[Saved entries]

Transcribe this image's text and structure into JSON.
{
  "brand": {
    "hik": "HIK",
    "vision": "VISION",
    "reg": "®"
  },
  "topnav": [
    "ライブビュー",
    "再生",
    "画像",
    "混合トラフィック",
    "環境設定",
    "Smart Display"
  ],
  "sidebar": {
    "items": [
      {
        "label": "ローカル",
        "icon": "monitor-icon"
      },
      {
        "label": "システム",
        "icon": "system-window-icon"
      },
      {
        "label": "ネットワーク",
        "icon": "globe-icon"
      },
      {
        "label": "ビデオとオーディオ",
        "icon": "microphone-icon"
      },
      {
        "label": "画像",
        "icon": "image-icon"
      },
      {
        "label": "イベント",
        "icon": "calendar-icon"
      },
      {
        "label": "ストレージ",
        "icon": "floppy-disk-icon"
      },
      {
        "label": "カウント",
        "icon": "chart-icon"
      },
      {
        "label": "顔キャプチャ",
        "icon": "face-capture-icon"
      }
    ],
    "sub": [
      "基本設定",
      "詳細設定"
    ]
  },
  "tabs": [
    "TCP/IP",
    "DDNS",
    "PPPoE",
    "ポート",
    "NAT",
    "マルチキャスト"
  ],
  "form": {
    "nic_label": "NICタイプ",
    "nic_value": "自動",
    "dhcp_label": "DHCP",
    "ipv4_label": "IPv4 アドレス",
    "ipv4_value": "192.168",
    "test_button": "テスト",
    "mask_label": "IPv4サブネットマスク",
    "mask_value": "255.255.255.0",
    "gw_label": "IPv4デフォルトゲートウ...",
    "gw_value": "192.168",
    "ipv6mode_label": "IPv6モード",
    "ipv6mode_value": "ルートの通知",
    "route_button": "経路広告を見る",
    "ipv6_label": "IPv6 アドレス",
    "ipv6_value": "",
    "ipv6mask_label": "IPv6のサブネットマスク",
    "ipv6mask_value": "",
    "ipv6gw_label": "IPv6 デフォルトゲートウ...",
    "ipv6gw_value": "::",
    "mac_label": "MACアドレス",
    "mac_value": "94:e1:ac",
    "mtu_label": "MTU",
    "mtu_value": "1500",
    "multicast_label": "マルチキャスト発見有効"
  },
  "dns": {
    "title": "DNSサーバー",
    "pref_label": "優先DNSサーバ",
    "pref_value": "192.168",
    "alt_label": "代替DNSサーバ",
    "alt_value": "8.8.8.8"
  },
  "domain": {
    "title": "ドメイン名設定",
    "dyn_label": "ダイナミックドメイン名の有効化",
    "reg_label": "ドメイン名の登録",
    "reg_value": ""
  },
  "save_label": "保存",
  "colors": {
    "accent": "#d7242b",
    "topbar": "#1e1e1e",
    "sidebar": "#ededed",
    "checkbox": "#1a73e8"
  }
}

_Given task_
Write out every line of the preceding listing that contains "icon".

_The reply_
        "icon": "monitor-icon"
        "icon": "system-window-icon"
        "icon": "globe-icon"
        "icon": "microphone-icon"
        "icon": "image-icon"
        "icon": "calendar-icon"
        "icon": "floppy-disk-icon"
        "icon": "chart-icon"
        "icon": "face-capture-icon"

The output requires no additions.